TASK OBJECTIVE
Read the lines that follow and pick out every one containing the word "borghesi".

□ □ □

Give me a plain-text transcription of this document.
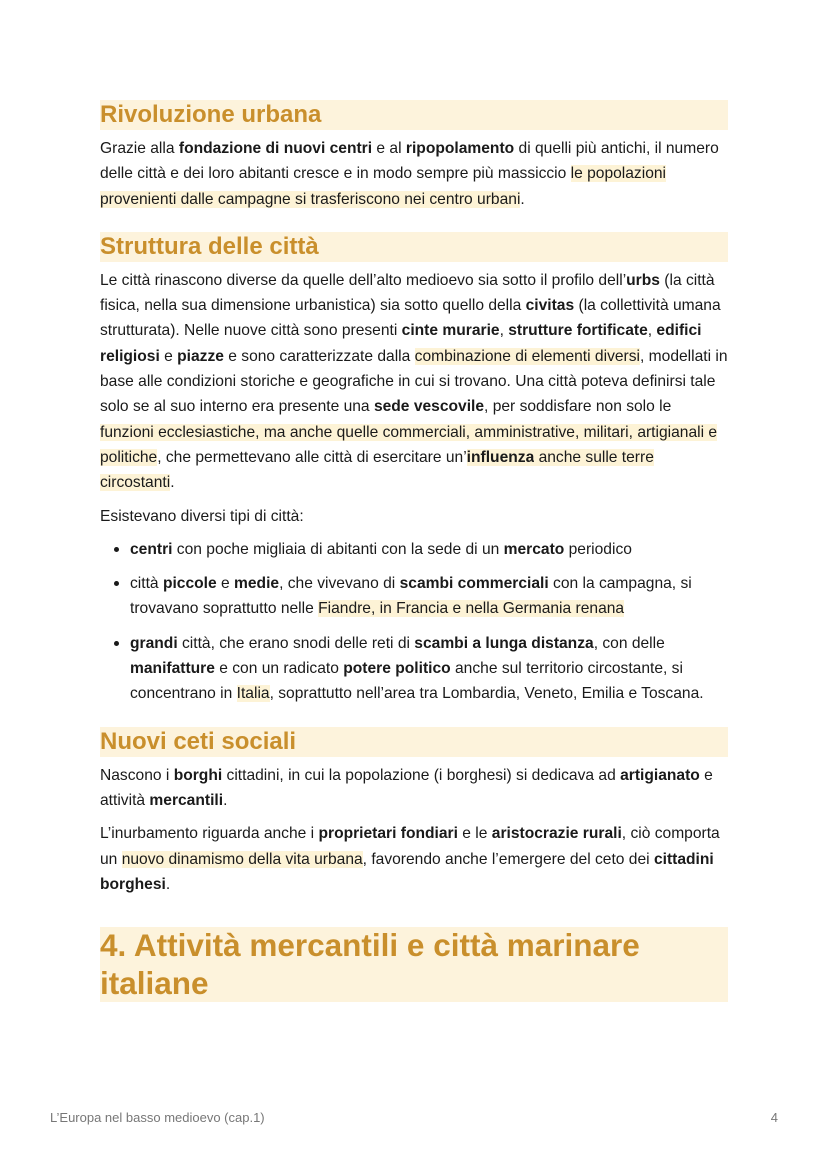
Rivoluzione urbana

Grazie alla fondazione di nuovi centri e al ripopolamento di quelli più antichi, il numero delle città e dei loro abitanti cresce e in modo sempre più massiccio le popolazioni provenienti dalle campagne si trasferiscono nei centro urbani.

Struttura delle città

Le città rinascono diverse da quelle dell’alto medioevo sia sotto il profilo dell’urbs (la città fisica, nella sua dimensione urbanistica) sia sotto quello della civitas (la collettività umana strutturata). Nelle nuove città sono presenti cinte murarie, strutture fortificate, edifici religiosi e piazze e sono caratterizzate dalla combinazione di elementi diversi, modellati in base alle condizioni storiche e geografiche in cui si trovano. Una città poteva definirsi tale solo se al suo interno era presente una sede vescovile, per soddisfare non solo le funzioni ecclesiastiche, ma anche quelle commerciali, amministrative, militari, artigianali e politiche, che permettevano alle città di esercitare un’influenza anche sulle terre circostanti.

Esistevano diversi tipi di città:

centri con poche migliaia di abitanti con la sede di un mercato periodico
città piccole e medie, che vivevano di scambi commerciali con la campagna, si trovavano soprattutto nelle Fiandre, in Francia e nella Germania renana
grandi città, che erano snodi delle reti di scambi a lunga distanza, con delle manifatture e con un radicato potere politico anche sul territorio circostante, si concentrano in Italia, soprattutto nell’area tra Lombardia, Veneto, Emilia e Toscana.
Nuovi ceti sociali

Nascono i borghi cittadini, in cui la popolazione (i borghesi) si dedicava ad artigianato e attività mercantili.

L’inurbamento riguarda anche i proprietari fondiari e le aristocrazie rurali, ciò comporta un nuovo dinamismo della vita urbana, favorendo anche l’emergere del ceto dei cittadini borghesi.

4. Attività mercantili e città marinare italiane
L’Europa nel basso medioevo (cap.1)	4
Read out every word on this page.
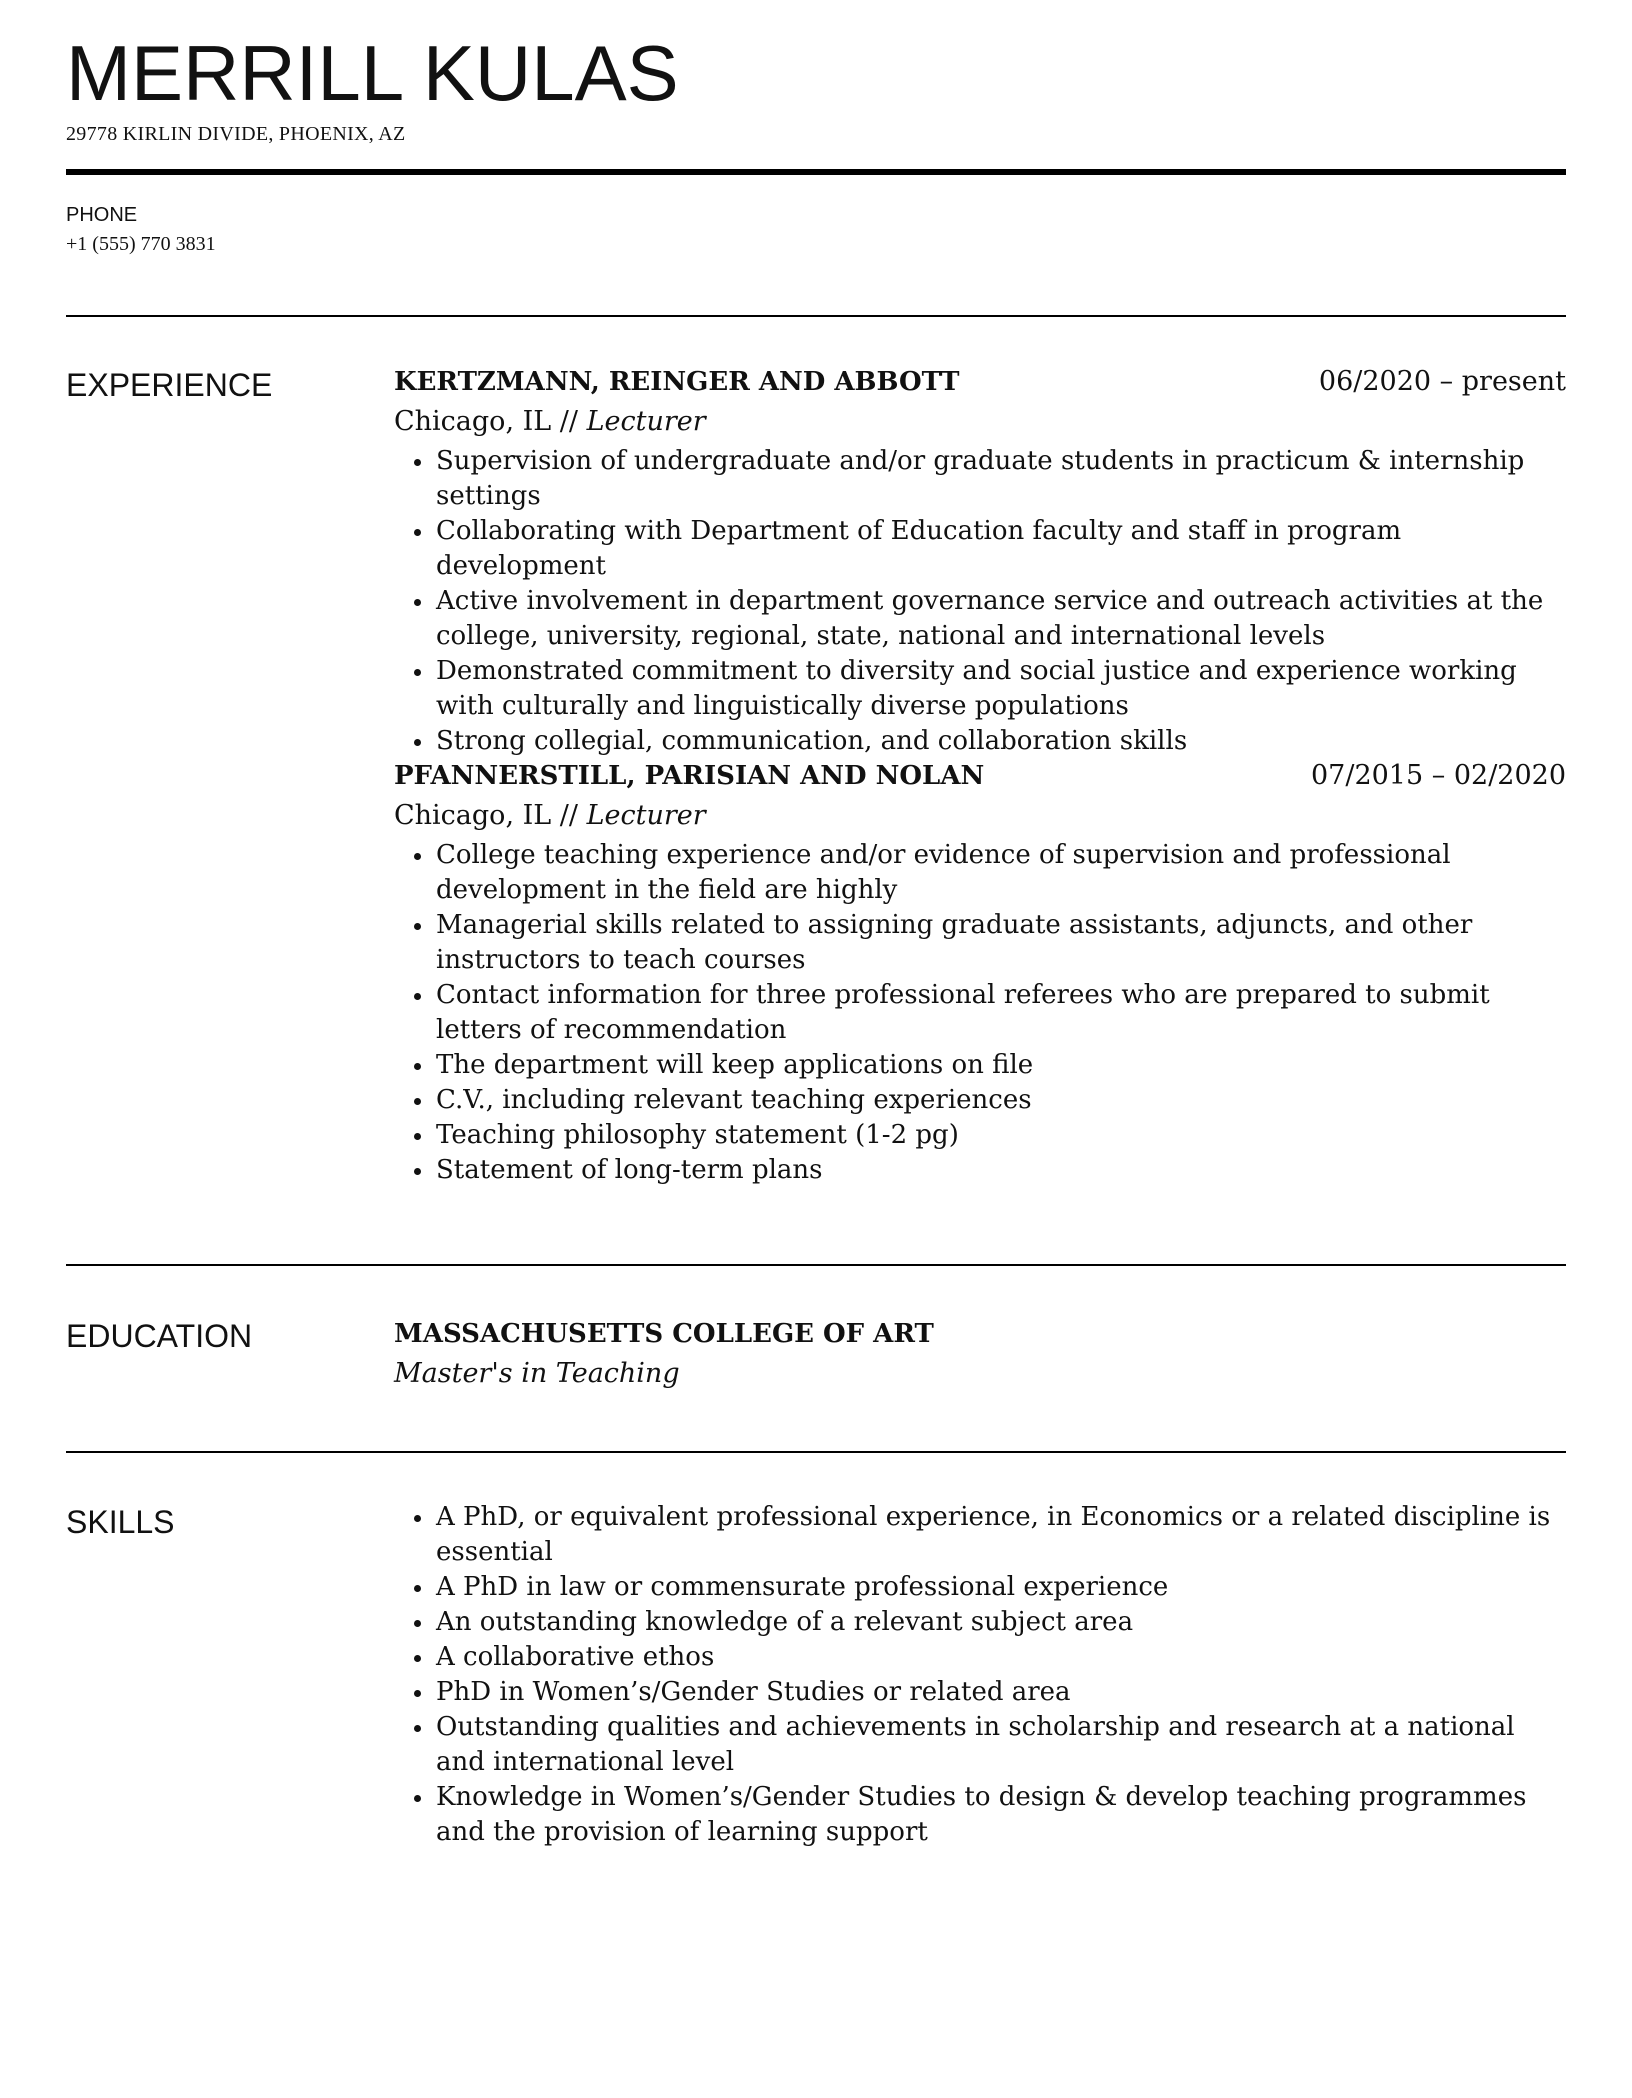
MERRILL KULAS
29778 KIRLIN DIVIDE, PHOENIX, AZ
PHONE
+1 (555) 770 3831
EXPERIENCE	KERTZMANN, REINGER AND ABBOTT	06/2020 – present
Chicago, IL // Lecturer
Supervision of undergraduate and/or graduate students in practicum & internship settings
Collaborating with Department of Education faculty and staff in program development
Active involvement in department governance service and outreach activities at the college, university, regional, state, national and international levels
Demonstrated commitment to diversity and social justice and experience working with culturally and linguistically diverse populations
Strong collegial, communication, and collaboration skills
PFANNERSTILL, PARISIAN AND NOLAN	07/2015 – 02/2020
Chicago, IL // Lecturer
College teaching experience and/or evidence of supervision and professional development in the field are highly
Managerial skills related to assigning graduate assistants, adjuncts, and other instructors to teach courses
Contact information for three professional referees who are prepared to submit letters of recommendation
The department will keep applications on file
C.V., including relevant teaching experiences
Teaching philosophy statement (1-2 pg)
Statement of long-term plans
EDUCATION	MASSACHUSETTS COLLEGE OF ART
Master's in Teaching
SKILLS	A PhD, or equivalent professional experience, in Economics or a related discipline is essential
A PhD in law or commensurate professional experience
An outstanding knowledge of a relevant subject area
A collaborative ethos
PhD in Women’s/Gender Studies or related area
Outstanding qualities and achievements in scholarship and research at a national and international level
Knowledge in Women’s/Gender Studies to design & develop teaching programmes and the provision of learning support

□ □ □

FULL OUTPUT
Nascono i borghi cittadini, in cui la popolazione (i borghesi) si dedicava ad artigianato e attività mercantili.
L’inurbamento riguarda anche i proprietari fondiari e le aristocrazie rurali, ciò comporta un nuovo dinamismo della vita urbana, favorendo anche l’emergere del ceto dei cittadini borghesi.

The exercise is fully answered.